-- Start of Recorded information --

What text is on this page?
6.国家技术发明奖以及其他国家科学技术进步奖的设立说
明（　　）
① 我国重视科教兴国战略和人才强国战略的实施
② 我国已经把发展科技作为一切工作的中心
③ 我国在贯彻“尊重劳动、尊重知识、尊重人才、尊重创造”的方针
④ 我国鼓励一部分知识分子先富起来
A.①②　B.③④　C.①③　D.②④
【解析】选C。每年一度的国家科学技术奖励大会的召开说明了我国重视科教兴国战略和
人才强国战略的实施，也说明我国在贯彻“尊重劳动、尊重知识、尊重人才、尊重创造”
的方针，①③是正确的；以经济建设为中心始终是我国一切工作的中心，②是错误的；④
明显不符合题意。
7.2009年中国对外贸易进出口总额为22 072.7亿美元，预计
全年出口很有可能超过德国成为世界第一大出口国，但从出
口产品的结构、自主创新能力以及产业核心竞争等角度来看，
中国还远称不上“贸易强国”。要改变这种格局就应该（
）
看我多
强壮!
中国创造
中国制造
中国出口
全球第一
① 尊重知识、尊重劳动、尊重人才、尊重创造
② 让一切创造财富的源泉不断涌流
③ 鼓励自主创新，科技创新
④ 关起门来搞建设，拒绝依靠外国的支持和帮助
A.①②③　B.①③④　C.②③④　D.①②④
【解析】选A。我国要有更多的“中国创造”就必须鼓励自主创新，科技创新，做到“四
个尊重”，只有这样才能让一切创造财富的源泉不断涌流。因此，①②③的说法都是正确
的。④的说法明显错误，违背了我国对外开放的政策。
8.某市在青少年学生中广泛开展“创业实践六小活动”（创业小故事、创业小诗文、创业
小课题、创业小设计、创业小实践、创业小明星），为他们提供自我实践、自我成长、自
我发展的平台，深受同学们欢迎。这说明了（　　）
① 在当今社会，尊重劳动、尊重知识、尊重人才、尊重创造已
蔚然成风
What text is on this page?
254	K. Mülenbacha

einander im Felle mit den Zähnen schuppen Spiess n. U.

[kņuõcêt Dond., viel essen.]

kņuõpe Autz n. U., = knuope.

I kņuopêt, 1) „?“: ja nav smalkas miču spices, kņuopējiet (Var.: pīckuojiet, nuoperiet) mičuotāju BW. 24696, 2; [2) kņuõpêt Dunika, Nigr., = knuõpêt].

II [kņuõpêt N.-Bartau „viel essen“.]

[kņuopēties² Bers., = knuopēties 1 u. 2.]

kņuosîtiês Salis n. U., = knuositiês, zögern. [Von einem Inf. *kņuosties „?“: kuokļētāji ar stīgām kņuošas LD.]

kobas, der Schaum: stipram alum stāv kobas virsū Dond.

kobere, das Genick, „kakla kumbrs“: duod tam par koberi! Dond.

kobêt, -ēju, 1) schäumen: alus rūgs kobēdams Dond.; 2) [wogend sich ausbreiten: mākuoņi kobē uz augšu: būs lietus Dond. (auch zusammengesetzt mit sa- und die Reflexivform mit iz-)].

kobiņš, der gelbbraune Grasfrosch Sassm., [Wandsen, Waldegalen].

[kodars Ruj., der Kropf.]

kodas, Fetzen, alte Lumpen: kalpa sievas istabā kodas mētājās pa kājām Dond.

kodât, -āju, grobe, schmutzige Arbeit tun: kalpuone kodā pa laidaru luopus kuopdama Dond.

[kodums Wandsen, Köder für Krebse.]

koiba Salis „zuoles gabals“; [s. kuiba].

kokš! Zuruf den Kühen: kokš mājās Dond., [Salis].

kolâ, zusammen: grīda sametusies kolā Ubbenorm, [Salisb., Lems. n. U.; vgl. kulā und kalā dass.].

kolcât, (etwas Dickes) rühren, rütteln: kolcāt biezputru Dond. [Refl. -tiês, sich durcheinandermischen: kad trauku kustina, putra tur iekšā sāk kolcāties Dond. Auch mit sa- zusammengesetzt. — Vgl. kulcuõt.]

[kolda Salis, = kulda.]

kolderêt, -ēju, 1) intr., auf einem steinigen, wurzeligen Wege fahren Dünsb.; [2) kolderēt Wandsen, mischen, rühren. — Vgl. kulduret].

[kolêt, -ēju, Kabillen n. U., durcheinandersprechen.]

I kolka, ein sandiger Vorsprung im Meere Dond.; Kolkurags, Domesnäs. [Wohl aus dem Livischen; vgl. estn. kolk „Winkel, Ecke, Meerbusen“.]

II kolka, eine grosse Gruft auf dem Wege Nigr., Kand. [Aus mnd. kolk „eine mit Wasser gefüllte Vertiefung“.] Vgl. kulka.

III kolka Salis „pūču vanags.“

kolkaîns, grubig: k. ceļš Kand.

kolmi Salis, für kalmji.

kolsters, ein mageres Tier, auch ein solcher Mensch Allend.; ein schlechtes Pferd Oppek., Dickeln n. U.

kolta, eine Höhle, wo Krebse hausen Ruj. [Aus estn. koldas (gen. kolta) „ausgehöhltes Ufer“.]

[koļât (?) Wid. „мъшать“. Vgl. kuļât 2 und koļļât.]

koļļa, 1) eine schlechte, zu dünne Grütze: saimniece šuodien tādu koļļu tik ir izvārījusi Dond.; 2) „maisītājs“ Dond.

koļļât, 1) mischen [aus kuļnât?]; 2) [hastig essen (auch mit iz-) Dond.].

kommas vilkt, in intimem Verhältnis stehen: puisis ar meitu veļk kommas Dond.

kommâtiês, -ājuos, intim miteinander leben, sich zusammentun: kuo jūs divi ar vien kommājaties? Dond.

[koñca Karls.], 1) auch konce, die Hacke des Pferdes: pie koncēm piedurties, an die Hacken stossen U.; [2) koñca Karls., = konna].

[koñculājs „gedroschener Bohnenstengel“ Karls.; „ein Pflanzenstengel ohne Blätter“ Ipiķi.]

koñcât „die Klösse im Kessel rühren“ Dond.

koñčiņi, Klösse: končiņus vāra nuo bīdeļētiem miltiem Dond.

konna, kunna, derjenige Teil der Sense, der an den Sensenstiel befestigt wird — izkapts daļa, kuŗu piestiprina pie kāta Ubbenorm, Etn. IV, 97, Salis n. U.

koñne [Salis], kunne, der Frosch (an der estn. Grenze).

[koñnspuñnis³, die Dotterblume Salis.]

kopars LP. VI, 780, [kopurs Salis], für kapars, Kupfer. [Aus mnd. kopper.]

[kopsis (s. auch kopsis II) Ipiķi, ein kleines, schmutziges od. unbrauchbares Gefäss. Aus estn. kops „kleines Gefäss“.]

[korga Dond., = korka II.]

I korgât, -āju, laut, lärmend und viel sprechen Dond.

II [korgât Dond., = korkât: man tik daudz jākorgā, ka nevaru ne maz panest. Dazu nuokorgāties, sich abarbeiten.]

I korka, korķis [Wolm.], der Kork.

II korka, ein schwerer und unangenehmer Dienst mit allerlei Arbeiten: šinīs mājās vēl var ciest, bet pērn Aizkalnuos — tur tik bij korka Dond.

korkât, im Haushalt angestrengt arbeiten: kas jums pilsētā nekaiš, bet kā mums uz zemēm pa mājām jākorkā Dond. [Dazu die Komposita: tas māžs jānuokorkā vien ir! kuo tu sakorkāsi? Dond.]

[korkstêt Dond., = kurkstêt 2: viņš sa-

-- End of Recorded information --

Aim of the exercise
Faithfully reproduce all of the records, character for character.

Answer
What text is on this page?
6.国家技术发明奖以及其他国家科学技术进步奖的设立说
明（　　）
① 我国重视科教兴国战略和人才强国战略的实施
② 我国已经把发展科技作为一切工作的中心
③ 我国在贯彻“尊重劳动、尊重知识、尊重人才、尊重创造”的方针
④ 我国鼓励一部分知识分子先富起来
A.①②　B.③④　C.①③　D.②④
【解析】选C。每年一度的国家科学技术奖励大会的召开说明了我国重视科教兴国战略和
人才强国战略的实施，也说明我国在贯彻“尊重劳动、尊重知识、尊重人才、尊重创造”
的方针，①③是正确的；以经济建设为中心始终是我国一切工作的中心，②是错误的；④
明显不符合题意。
7.2009年中国对外贸易进出口总额为22 072.7亿美元，预计
全年出口很有可能超过德国成为世界第一大出口国，但从出
口产品的结构、自主创新能力以及产业核心竞争等角度来看，
中国还远称不上“贸易强国”。要改变这种格局就应该（
）
看我多
强壮!
中国创造
中国制造
中国出口
全球第一
① 尊重知识、尊重劳动、尊重人才、尊重创造
② 让一切创造财富的源泉不断涌流
③ 鼓励自主创新，科技创新
④ 关起门来搞建设，拒绝依靠外国的支持和帮助
A.①②③　B.①③④　C.②③④　D.①②④
【解析】选A。我国要有更多的“中国创造”就必须鼓励自主创新，科技创新，做到“四
个尊重”，只有这样才能让一切创造财富的源泉不断涌流。因此，①②③的说法都是正确
的。④的说法明显错误，违背了我国对外开放的政策。
8.某市在青少年学生中广泛开展“创业实践六小活动”（创业小故事、创业小诗文、创业
小课题、创业小设计、创业小实践、创业小明星），为他们提供自我实践、自我成长、自
我发展的平台，深受同学们欢迎。这说明了（　　）
① 在当今社会，尊重劳动、尊重知识、尊重人才、尊重创造已
蔚然成风
What text is on this page?
254	K. Mülenbacha

einander im Felle mit den Zähnen schuppen Spiess n. U.

[kņuõcêt Dond., viel essen.]

kņuõpe Autz n. U., = knuope.

I kņuopêt, 1) „?“: ja nav smalkas miču spices, kņuopējiet (Var.: pīckuojiet, nuoperiet) mičuotāju BW. 24696, 2; [2) kņuõpêt Dunika, Nigr., = knuõpêt].

II [kņuõpêt N.-Bartau „viel essen“.]

[kņuopēties² Bers., = knuopēties 1 u. 2.]

kņuosîtiês Salis n. U., = knuositiês, zögern. [Von einem Inf. *kņuosties „?“: kuokļētāji ar stīgām kņuošas LD.]

kobas, der Schaum: stipram alum stāv kobas virsū Dond.

kobere, das Genick, „kakla kumbrs“: duod tam par koberi! Dond.

kobêt, -ēju, 1) schäumen: alus rūgs kobēdams Dond.; 2) [wogend sich ausbreiten: mākuoņi kobē uz augšu: būs lietus Dond. (auch zusammengesetzt mit sa- und die Reflexivform mit iz-)].

kobiņš, der gelbbraune Grasfrosch Sassm., [Wandsen, Waldegalen].

[kodars Ruj., der Kropf.]

kodas, Fetzen, alte Lumpen: kalpa sievas istabā kodas mētājās pa kājām Dond.

kodât, -āju, grobe, schmutzige Arbeit tun: kalpuone kodā pa laidaru luopus kuopdama Dond.

[kodums Wandsen, Köder für Krebse.]

koiba Salis „zuoles gabals“; [s. kuiba].

kokš! Zuruf den Kühen: kokš mājās Dond., [Salis].

kolâ, zusammen: grīda sametusies kolā Ubbenorm, [Salisb., Lems. n. U.; vgl. kulā und kalā dass.].

kolcât, (etwas Dickes) rühren, rütteln: kolcāt biezputru Dond. [Refl. -tiês, sich durcheinandermischen: kad trauku kustina, putra tur iekšā sāk kolcāties Dond. Auch mit sa- zusammengesetzt. — Vgl. kulcuõt.]

[kolda Salis, = kulda.]

kolderêt, -ēju, 1) intr., auf einem steinigen, wurzeligen Wege fahren Dünsb.; [2) kolderēt Wandsen, mischen, rühren. — Vgl. kulduret].

[kolêt, -ēju, Kabillen n. U., durcheinandersprechen.]

I kolka, ein sandiger Vorsprung im Meere Dond.; Kolkurags, Domesnäs. [Wohl aus dem Livischen; vgl. estn. kolk „Winkel, Ecke, Meerbusen“.]

II kolka, eine grosse Gruft auf dem Wege Nigr., Kand. [Aus mnd. kolk „eine mit Wasser gefüllte Vertiefung“.] Vgl. kulka.

III kolka Salis „pūču vanags.“

kolkaîns, grubig: k. ceļš Kand.

kolmi Salis, für kalmji.

kolsters, ein mageres Tier, auch ein solcher Mensch Allend.; ein schlechtes Pferd Oppek., Dickeln n. U.

kolta, eine Höhle, wo Krebse hausen Ruj. [Aus estn. koldas (gen. kolta) „ausgehöhltes Ufer“.]

[koļât (?) Wid. „мъшать“. Vgl. kuļât 2 und koļļât.]

koļļa, 1) eine schlechte, zu dünne Grütze: saimniece šuodien tādu koļļu tik ir izvārījusi Dond.; 2) „maisītājs“ Dond.

koļļât, 1) mischen [aus kuļnât?]; 2) [hastig essen (auch mit iz-) Dond.].

kommas vilkt, in intimem Verhältnis stehen: puisis ar meitu veļk kommas Dond.

kommâtiês, -ājuos, intim miteinander leben, sich zusammentun: kuo jūs divi ar vien kommājaties? Dond.

[koñca Karls.], 1) auch konce, die Hacke des Pferdes: pie koncēm piedurties, an die Hacken stossen U.; [2) koñca Karls., = konna].

[koñculājs „gedroschener Bohnenstengel“ Karls.; „ein Pflanzenstengel ohne Blätter“ Ipiķi.]

koñcât „die Klösse im Kessel rühren“ Dond.

koñčiņi, Klösse: končiņus vāra nuo bīdeļētiem miltiem Dond.

konna, kunna, derjenige Teil der Sense, der an den Sensenstiel befestigt wird — izkapts daļa, kuŗu piestiprina pie kāta Ubbenorm, Etn. IV, 97, Salis n. U.

koñne [Salis], kunne, der Frosch (an der estn. Grenze).

[koñnspuñnis³, die Dotterblume Salis.]

kopars LP. VI, 780, [kopurs Salis], für kapars, Kupfer. [Aus mnd. kopper.]

[kopsis (s. auch kopsis II) Ipiķi, ein kleines, schmutziges od. unbrauchbares Gefäss. Aus estn. kops „kleines Gefäss“.]

[korga Dond., = korka II.]

I korgât, -āju, laut, lärmend und viel sprechen Dond.

II [korgât Dond., = korkât: man tik daudz jākorgā, ka nevaru ne maz panest. Dazu nuokorgāties, sich abarbeiten.]

I korka, korķis [Wolm.], der Kork.

II korka, ein schwerer und unangenehmer Dienst mit allerlei Arbeiten: šinīs mājās vēl var ciest, bet pērn Aizkalnuos — tur tik bij korka Dond.

korkât, im Haushalt angestrengt arbeiten: kas jums pilsētā nekaiš, bet kā mums uz zemēm pa mājām jākorkā Dond. [Dazu die Komposita: tas māžs jānuokorkā vien ir! kuo tu sakorkāsi? Dond.]

[korkstêt Dond., = kurkstêt 2: viņš sa-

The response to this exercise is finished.